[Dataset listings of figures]
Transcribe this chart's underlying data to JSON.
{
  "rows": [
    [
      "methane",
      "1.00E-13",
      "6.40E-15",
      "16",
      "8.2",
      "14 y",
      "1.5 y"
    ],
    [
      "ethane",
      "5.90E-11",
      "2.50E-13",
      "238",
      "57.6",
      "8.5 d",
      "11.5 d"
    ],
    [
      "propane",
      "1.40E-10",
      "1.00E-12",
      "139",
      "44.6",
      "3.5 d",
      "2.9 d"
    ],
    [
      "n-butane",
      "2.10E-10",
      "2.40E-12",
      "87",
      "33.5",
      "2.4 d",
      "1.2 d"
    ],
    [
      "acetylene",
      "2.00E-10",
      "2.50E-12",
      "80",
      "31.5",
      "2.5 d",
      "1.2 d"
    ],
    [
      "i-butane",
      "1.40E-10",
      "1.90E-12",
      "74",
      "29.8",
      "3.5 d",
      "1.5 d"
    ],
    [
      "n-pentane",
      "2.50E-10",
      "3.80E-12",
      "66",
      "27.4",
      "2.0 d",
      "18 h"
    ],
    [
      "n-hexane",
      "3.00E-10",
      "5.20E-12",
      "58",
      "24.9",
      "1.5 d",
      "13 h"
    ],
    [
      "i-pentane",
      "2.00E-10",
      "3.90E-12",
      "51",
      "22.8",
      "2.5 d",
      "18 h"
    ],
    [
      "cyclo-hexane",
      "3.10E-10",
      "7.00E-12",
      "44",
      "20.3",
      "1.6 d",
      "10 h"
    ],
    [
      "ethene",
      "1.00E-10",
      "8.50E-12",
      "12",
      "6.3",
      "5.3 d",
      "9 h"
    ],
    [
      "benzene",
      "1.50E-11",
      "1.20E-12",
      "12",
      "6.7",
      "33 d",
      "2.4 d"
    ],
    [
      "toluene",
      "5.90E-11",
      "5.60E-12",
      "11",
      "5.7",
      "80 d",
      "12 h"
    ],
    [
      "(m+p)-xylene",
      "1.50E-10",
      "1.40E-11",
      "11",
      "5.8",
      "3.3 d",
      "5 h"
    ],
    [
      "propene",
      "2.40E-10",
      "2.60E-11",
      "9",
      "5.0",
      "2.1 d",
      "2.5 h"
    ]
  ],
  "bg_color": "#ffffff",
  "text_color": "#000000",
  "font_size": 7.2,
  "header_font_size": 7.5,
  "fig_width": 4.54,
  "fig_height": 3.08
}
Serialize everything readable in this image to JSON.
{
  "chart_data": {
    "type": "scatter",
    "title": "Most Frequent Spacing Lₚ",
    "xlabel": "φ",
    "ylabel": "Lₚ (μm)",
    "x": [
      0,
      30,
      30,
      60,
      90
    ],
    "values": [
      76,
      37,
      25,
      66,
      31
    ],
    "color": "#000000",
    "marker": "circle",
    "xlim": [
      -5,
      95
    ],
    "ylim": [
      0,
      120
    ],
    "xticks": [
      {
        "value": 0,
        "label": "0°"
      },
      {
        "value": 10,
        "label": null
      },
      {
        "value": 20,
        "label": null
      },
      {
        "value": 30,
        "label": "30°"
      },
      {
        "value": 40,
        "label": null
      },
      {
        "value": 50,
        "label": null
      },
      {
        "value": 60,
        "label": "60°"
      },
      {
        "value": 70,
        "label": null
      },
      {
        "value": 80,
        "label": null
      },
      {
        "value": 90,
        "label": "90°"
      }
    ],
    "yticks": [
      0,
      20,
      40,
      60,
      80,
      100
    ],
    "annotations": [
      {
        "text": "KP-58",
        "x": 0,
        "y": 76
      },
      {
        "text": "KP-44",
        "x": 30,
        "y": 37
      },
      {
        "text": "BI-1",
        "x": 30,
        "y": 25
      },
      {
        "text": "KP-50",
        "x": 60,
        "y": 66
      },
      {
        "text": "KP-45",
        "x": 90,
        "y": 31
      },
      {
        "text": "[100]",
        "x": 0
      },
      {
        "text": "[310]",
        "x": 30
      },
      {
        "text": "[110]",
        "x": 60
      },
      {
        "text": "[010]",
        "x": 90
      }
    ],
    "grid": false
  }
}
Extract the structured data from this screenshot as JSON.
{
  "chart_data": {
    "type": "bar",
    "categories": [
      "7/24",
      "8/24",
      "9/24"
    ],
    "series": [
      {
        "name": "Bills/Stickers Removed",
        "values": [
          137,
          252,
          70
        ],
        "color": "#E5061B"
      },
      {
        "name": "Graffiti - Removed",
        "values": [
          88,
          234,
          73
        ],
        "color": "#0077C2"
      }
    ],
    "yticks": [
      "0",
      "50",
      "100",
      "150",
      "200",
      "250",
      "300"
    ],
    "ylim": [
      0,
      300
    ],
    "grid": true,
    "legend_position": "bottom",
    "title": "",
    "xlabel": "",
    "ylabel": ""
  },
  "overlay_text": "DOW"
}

**Exercise instructions**
Copy every line exactly. Leave nothing out.

**Correct response**
Transcribe this chart's underlying data to JSON.
{
  "rows": [
    [
      "methane",
      "1.00E-13",
      "6.40E-15",
      "16",
      "8.2",
      "14 y",
      "1.5 y"
    ],
    [
      "ethane",
      "5.90E-11",
      "2.50E-13",
      "238",
      "57.6",
      "8.5 d",
      "11.5 d"
    ],
    [
      "propane",
      "1.40E-10",
      "1.00E-12",
      "139",
      "44.6",
      "3.5 d",
      "2.9 d"
    ],
    [
      "n-butane",
      "2.10E-10",
      "2.40E-12",
      "87",
      "33.5",
      "2.4 d",
      "1.2 d"
    ],
    [
      "acetylene",
      "2.00E-10",
      "2.50E-12",
      "80",
      "31.5",
      "2.5 d",
      "1.2 d"
    ],
    [
      "i-butane",
      "1.40E-10",
      "1.90E-12",
      "74",
      "29.8",
      "3.5 d",
      "1.5 d"
    ],
    [
      "n-pentane",
      "2.50E-10",
      "3.80E-12",
      "66",
      "27.4",
      "2.0 d",
      "18 h"
    ],
    [
      "n-hexane",
      "3.00E-10",
      "5.20E-12",
      "58",
      "24.9",
      "1.5 d",
      "13 h"
    ],
    [
      "i-pentane",
      "2.00E-10",
      "3.90E-12",
      "51",
      "22.8",
      "2.5 d",
      "18 h"
    ],
    [
      "cyclo-hexane",
      "3.10E-10",
      "7.00E-12",
      "44",
      "20.3",
      "1.6 d",
      "10 h"
    ],
    [
      "ethene",
      "1.00E-10",
      "8.50E-12",
      "12",
      "6.3",
      "5.3 d",
      "9 h"
    ],
    [
      "benzene",
      "1.50E-11",
      "1.20E-12",
      "12",
      "6.7",
      "33 d",
      "2.4 d"
    ],
    [
      "toluene",
      "5.90E-11",
      "5.60E-12",
      "11",
      "5.7",
      "80 d",
      "12 h"
    ],
    [
      "(m+p)-xylene",
      "1.50E-10",
      "1.40E-11",
      "11",
      "5.8",
      "3.3 d",
      "5 h"
    ],
    [
      "propene",
      "2.40E-10",
      "2.60E-11",
      "9",
      "5.0",
      "2.1 d",
      "2.5 h"
    ]
  ],
  "bg_color": "#ffffff",
  "text_color": "#000000",
  "font_size": 7.2,
  "header_font_size": 7.5,
  "fig_width": 4.54,
  "fig_height": 3.08
}
Serialize everything readable in this image to JSON.
{
  "chart_data": {
    "type": "scatter",
    "title": "Most Frequent Spacing Lₚ",
    "xlabel": "φ",
    "ylabel": "Lₚ (μm)",
    "x": [
      0,
      30,
      30,
      60,
      90
    ],
    "values": [
      76,
      37,
      25,
      66,
      31
    ],
    "color": "#000000",
    "marker": "circle",
    "xlim": [
      -5,
      95
    ],
    "ylim": [
      0,
      120
    ],
    "xticks": [
      {
        "value": 0,
        "label": "0°"
      },
      {
        "value": 10,
        "label": null
      },
      {
        "value": 20,
        "label": null
      },
      {
        "value": 30,
        "label": "30°"
      },
      {
        "value": 40,
        "label": null
      },
      {
        "value": 50,
        "label": null
      },
      {
        "value": 60,
        "label": "60°"
      },
      {
        "value": 70,
        "label": null
      },
      {
        "value": 80,
        "label": null
      },
      {
        "value": 90,
        "label": "90°"
      }
    ],
    "yticks": [
      0,
      20,
      40,
      60,
      80,
      100
    ],
    "annotations": [
      {
        "text": "KP-58",
        "x": 0,
        "y": 76
      },
      {
        "text": "KP-44",
        "x": 30,
        "y": 37
      },
      {
        "text": "BI-1",
        "x": 30,
        "y": 25
      },
      {
        "text": "KP-50",
        "x": 60,
        "y": 66
      },
      {
        "text": "KP-45",
        "x": 90,
        "y": 31
      },
      {
        "text": "[100]",
        "x": 0
      },
      {
        "text": "[310]",
        "x": 30
      },
      {
        "text": "[110]",
        "x": 60
      },
      {
        "text": "[010]",
        "x": 90
      }
    ],
    "grid": false
  }
}
Extract the structured data from this screenshot as JSON.
{
  "chart_data": {
    "type": "bar",
    "categories": [
      "7/24",
      "8/24",
      "9/24"
    ],
    "series": [
      {
        "name": "Bills/Stickers Removed",
        "values": [
          137,
          252,
          70
        ],
        "color": "#E5061B"
      },
      {
        "name": "Graffiti - Removed",
        "values": [
          88,
          234,
          73
        ],
        "color": "#0077C2"
      }
    ],
    "yticks": [
      "0",
      "50",
      "100",
      "150",
      "200",
      "250",
      "300"
    ],
    "ylim": [
      0,
      300
    ],
    "grid": true,
    "legend_position": "bottom",
    "title": "",
    "xlabel": "",
    "ylabel": ""
  },
  "overlay_text": "DOW"
}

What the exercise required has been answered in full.